**Brief:** Which lines of the records contain "results"? Collect every one of them.
>> Start Records
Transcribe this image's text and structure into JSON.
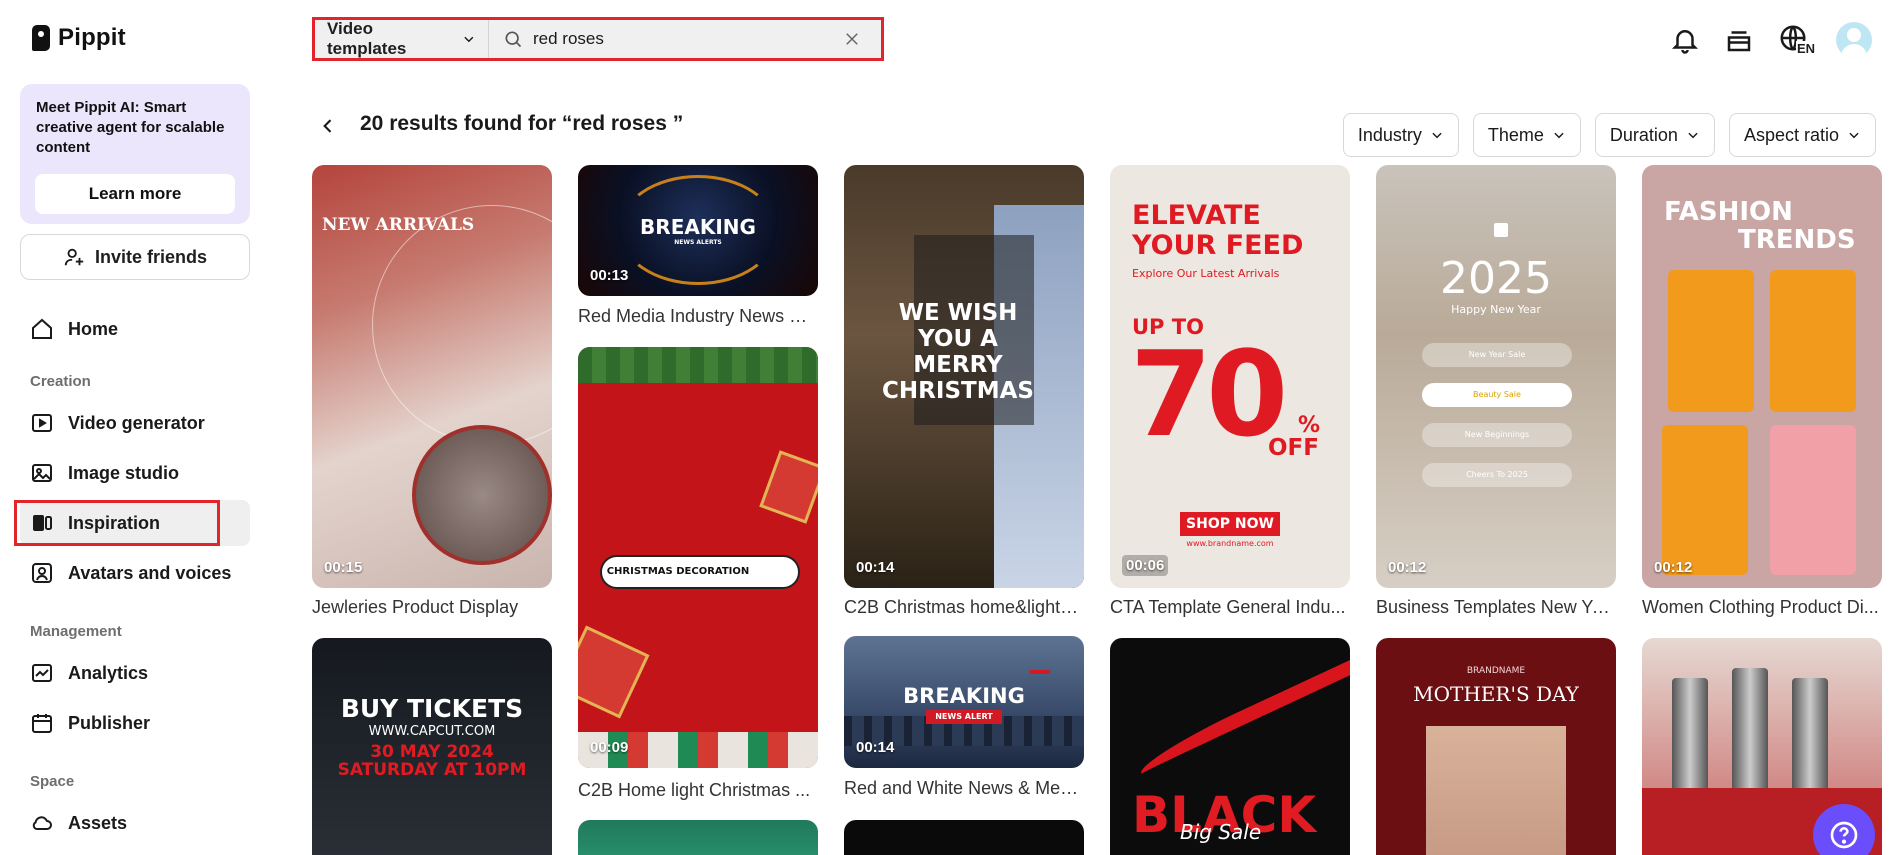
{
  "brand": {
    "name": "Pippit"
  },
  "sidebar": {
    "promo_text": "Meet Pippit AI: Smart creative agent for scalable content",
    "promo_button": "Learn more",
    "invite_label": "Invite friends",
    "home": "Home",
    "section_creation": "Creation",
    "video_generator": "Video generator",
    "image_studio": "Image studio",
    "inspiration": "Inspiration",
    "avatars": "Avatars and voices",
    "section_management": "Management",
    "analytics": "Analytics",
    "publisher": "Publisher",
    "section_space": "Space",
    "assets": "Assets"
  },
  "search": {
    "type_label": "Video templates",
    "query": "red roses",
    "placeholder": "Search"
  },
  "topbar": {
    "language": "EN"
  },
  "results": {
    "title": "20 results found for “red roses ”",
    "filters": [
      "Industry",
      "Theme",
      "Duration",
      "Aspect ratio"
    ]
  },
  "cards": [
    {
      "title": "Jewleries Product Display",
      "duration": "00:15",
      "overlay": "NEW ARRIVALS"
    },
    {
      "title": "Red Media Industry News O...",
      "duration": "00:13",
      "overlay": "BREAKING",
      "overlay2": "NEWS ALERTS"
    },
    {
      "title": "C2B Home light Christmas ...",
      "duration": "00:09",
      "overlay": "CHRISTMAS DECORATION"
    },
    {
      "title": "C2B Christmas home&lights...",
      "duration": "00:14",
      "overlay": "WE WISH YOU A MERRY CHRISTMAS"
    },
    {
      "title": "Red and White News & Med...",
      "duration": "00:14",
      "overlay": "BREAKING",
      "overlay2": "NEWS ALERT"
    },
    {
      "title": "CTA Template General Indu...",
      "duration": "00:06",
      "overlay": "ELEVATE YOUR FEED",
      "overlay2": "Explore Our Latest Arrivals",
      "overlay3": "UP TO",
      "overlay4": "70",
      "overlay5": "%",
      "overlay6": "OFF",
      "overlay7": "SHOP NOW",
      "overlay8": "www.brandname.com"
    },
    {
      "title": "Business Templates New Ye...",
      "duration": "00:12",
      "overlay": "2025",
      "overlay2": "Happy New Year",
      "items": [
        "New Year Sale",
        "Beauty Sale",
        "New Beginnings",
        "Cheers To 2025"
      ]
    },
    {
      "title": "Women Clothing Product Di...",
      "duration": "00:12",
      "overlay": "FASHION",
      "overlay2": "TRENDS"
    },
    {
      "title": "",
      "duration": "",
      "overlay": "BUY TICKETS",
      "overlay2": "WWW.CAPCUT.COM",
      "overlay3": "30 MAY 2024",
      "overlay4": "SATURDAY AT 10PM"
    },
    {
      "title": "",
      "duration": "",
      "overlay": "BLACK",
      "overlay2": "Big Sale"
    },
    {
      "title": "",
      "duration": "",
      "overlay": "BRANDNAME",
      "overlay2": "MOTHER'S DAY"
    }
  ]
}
>> End Records
**Complete answer:**
  "results": {
    "title": "20 results found for “red roses ”",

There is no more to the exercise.